In the entries that follow, how many lines contain "рубашке"? Answer with the number only.

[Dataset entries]
+ + + + +
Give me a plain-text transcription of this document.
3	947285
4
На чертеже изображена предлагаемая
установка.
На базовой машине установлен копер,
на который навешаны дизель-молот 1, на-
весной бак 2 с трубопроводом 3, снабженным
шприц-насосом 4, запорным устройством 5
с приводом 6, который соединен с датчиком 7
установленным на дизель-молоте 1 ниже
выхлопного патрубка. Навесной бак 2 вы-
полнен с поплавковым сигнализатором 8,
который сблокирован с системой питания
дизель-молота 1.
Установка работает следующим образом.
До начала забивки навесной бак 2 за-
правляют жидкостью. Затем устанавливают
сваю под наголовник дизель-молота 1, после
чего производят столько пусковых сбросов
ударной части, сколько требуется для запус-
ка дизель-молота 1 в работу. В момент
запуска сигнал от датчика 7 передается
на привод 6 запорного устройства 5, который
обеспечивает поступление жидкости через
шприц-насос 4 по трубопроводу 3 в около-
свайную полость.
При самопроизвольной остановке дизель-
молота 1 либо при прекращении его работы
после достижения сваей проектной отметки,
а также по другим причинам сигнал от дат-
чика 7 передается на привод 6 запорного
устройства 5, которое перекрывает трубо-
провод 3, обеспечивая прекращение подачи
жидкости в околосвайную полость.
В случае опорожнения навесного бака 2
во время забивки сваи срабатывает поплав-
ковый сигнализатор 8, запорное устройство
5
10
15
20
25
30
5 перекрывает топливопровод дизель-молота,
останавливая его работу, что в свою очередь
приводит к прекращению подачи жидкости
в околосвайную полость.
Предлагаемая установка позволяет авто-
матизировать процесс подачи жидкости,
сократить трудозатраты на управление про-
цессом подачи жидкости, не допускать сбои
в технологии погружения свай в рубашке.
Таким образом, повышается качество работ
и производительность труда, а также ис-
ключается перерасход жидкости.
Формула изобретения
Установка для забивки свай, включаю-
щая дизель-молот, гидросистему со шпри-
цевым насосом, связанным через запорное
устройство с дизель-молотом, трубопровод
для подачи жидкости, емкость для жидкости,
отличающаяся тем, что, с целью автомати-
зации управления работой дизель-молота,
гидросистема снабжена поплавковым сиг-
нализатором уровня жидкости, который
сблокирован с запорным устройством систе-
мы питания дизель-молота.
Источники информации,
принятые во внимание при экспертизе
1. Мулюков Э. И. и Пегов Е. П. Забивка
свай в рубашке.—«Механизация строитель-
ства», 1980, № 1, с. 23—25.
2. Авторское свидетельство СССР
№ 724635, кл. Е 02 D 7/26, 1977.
+ + + + +
Solution to the exercise: 2